== MATERIAL FOR THE TASK ==
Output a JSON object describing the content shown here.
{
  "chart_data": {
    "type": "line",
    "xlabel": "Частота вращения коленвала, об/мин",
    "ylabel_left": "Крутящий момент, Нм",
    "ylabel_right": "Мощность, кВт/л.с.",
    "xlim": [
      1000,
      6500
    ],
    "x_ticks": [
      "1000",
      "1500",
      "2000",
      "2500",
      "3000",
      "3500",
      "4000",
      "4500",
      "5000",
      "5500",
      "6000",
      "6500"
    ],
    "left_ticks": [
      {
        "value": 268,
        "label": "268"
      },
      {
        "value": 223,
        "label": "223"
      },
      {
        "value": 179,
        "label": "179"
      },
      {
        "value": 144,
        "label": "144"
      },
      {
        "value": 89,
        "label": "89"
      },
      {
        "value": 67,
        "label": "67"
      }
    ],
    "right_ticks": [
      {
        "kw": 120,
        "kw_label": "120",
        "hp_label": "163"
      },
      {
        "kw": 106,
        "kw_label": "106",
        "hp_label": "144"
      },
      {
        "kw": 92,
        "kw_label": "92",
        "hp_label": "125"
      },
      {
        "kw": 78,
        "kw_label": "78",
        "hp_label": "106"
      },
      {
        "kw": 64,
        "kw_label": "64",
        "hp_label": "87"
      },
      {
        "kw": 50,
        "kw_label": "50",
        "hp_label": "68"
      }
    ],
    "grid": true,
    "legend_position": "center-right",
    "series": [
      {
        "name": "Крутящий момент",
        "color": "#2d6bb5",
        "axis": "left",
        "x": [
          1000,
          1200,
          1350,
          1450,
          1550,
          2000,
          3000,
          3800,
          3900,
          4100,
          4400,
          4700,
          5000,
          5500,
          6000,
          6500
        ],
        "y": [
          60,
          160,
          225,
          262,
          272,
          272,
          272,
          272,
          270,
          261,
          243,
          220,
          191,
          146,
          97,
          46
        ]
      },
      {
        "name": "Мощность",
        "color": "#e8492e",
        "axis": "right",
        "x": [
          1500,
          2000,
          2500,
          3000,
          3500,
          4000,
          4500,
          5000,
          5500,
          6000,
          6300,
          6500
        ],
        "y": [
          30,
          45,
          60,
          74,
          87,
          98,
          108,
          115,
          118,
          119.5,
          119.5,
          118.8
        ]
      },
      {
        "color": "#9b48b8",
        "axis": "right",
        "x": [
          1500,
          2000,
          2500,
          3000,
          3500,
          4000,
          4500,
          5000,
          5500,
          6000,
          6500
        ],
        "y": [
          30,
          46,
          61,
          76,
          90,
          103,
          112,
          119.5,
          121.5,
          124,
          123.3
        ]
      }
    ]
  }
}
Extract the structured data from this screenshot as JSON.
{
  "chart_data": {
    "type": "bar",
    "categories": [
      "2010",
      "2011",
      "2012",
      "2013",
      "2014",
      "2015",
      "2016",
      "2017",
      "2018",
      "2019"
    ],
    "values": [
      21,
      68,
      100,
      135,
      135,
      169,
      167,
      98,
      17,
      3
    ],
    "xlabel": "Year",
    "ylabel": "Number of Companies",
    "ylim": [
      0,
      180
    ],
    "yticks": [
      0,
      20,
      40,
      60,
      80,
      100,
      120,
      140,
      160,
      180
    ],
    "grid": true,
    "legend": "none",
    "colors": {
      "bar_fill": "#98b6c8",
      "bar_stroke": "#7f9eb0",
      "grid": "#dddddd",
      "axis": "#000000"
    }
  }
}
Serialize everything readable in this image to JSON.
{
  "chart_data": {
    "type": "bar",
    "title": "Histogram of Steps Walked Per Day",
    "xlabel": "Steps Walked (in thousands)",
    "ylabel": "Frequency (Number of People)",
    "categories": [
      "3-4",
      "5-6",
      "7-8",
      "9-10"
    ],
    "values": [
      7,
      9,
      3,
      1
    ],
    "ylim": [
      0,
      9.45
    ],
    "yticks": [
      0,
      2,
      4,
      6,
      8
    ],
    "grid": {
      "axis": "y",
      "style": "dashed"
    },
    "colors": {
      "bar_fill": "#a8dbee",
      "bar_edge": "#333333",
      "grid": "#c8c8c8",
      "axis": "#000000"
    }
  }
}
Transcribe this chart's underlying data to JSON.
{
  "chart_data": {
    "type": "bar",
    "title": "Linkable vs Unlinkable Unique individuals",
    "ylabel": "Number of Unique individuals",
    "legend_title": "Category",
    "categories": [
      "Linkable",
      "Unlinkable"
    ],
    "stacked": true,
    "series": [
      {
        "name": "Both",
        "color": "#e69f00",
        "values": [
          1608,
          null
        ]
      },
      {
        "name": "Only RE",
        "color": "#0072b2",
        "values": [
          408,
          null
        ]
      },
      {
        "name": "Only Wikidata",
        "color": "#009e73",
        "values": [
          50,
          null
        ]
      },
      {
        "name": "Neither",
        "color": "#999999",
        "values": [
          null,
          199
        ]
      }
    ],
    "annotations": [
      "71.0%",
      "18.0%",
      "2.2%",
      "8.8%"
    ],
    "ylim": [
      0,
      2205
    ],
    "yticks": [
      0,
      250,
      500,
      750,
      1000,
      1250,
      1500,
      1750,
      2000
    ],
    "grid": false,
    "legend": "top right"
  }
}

== WHAT TO PRODUCE ==
Using the entries above, please restate each one word for word.

== COMPLETED EXERCISE ==
Output a JSON object describing the content shown here.
{
  "chart_data": {
    "type": "line",
    "xlabel": "Частота вращения коленвала, об/мин",
    "ylabel_left": "Крутящий момент, Нм",
    "ylabel_right": "Мощность, кВт/л.с.",
    "xlim": [
      1000,
      6500
    ],
    "x_ticks": [
      "1000",
      "1500",
      "2000",
      "2500",
      "3000",
      "3500",
      "4000",
      "4500",
      "5000",
      "5500",
      "6000",
      "6500"
    ],
    "left_ticks": [
      {
        "value": 268,
        "label": "268"
      },
      {
        "value": 223,
        "label": "223"
      },
      {
        "value": 179,
        "label": "179"
      },
      {
        "value": 144,
        "label": "144"
      },
      {
        "value": 89,
        "label": "89"
      },
      {
        "value": 67,
        "label": "67"
      }
    ],
    "right_ticks": [
      {
        "kw": 120,
        "kw_label": "120",
        "hp_label": "163"
      },
      {
        "kw": 106,
        "kw_label": "106",
        "hp_label": "144"
      },
      {
        "kw": 92,
        "kw_label": "92",
        "hp_label": "125"
      },
      {
        "kw": 78,
        "kw_label": "78",
        "hp_label": "106"
      },
      {
        "kw": 64,
        "kw_label": "64",
        "hp_label": "87"
      },
      {
        "kw": 50,
        "kw_label": "50",
        "hp_label": "68"
      }
    ],
    "grid": true,
    "legend_position": "center-right",
    "series": [
      {
        "name": "Крутящий момент",
        "color": "#2d6bb5",
        "axis": "left",
        "x": [
          1000,
          1200,
          1350,
          1450,
          1550,
          2000,
          3000,
          3800,
          3900,
          4100,
          4400,
          4700,
          5000,
          5500,
          6000,
          6500
        ],
        "y": [
          60,
          160,
          225,
          262,
          272,
          272,
          272,
          272,
          270,
          261,
          243,
          220,
          191,
          146,
          97,
          46
        ]
      },
      {
        "name": "Мощность",
        "color": "#e8492e",
        "axis": "right",
        "x": [
          1500,
          2000,
          2500,
          3000,
          3500,
          4000,
          4500,
          5000,
          5500,
          6000,
          6300,
          6500
        ],
        "y": [
          30,
          45,
          60,
          74,
          87,
          98,
          108,
          115,
          118,
          119.5,
          119.5,
          118.8
        ]
      },
      {
        "color": "#9b48b8",
        "axis": "right",
        "x": [
          1500,
          2000,
          2500,
          3000,
          3500,
          4000,
          4500,
          5000,
          5500,
          6000,
          6500
        ],
        "y": [
          30,
          46,
          61,
          76,
          90,
          103,
          112,
          119.5,
          121.5,
          124,
          123.3
        ]
      }
    ]
  }
}
Extract the structured data from this screenshot as JSON.
{
  "chart_data": {
    "type": "bar",
    "categories": [
      "2010",
      "2011",
      "2012",
      "2013",
      "2014",
      "2015",
      "2016",
      "2017",
      "2018",
      "2019"
    ],
    "values": [
      21,
      68,
      100,
      135,
      135,
      169,
      167,
      98,
      17,
      3
    ],
    "xlabel": "Year",
    "ylabel": "Number of Companies",
    "ylim": [
      0,
      180
    ],
    "yticks": [
      0,
      20,
      40,
      60,
      80,
      100,
      120,
      140,
      160,
      180
    ],
    "grid": true,
    "legend": "none",
    "colors": {
      "bar_fill": "#98b6c8",
      "bar_stroke": "#7f9eb0",
      "grid": "#dddddd",
      "axis": "#000000"
    }
  }
}
Serialize everything readable in this image to JSON.
{
  "chart_data": {
    "type": "bar",
    "title": "Histogram of Steps Walked Per Day",
    "xlabel": "Steps Walked (in thousands)",
    "ylabel": "Frequency (Number of People)",
    "categories": [
      "3-4",
      "5-6",
      "7-8",
      "9-10"
    ],
    "values": [
      7,
      9,
      3,
      1
    ],
    "ylim": [
      0,
      9.45
    ],
    "yticks": [
      0,
      2,
      4,
      6,
      8
    ],
    "grid": {
      "axis": "y",
      "style": "dashed"
    },
    "colors": {
      "bar_fill": "#a8dbee",
      "bar_edge": "#333333",
      "grid": "#c8c8c8",
      "axis": "#000000"
    }
  }
}
Transcribe this chart's underlying data to JSON.
{
  "chart_data": {
    "type": "bar",
    "title": "Linkable vs Unlinkable Unique individuals",
    "ylabel": "Number of Unique individuals",
    "legend_title": "Category",
    "categories": [
      "Linkable",
      "Unlinkable"
    ],
    "stacked": true,
    "series": [
      {
        "name": "Both",
        "color": "#e69f00",
        "values": [
          1608,
          null
        ]
      },
      {
        "name": "Only RE",
        "color": "#0072b2",
        "values": [
          408,
          null
        ]
      },
      {
        "name": "Only Wikidata",
        "color": "#009e73",
        "values": [
          50,
          null
        ]
      },
      {
        "name": "Neither",
        "color": "#999999",
        "values": [
          null,
          199
        ]
      }
    ],
    "annotations": [
      "71.0%",
      "18.0%",
      "2.2%",
      "8.8%"
    ],
    "ylim": [
      0,
      2205
    ],
    "yticks": [
      0,
      250,
      500,
      750,
      1000,
      1250,
      1500,
      1750,
      2000
    ],
    "grid": false,
    "legend": "top right"
  }
}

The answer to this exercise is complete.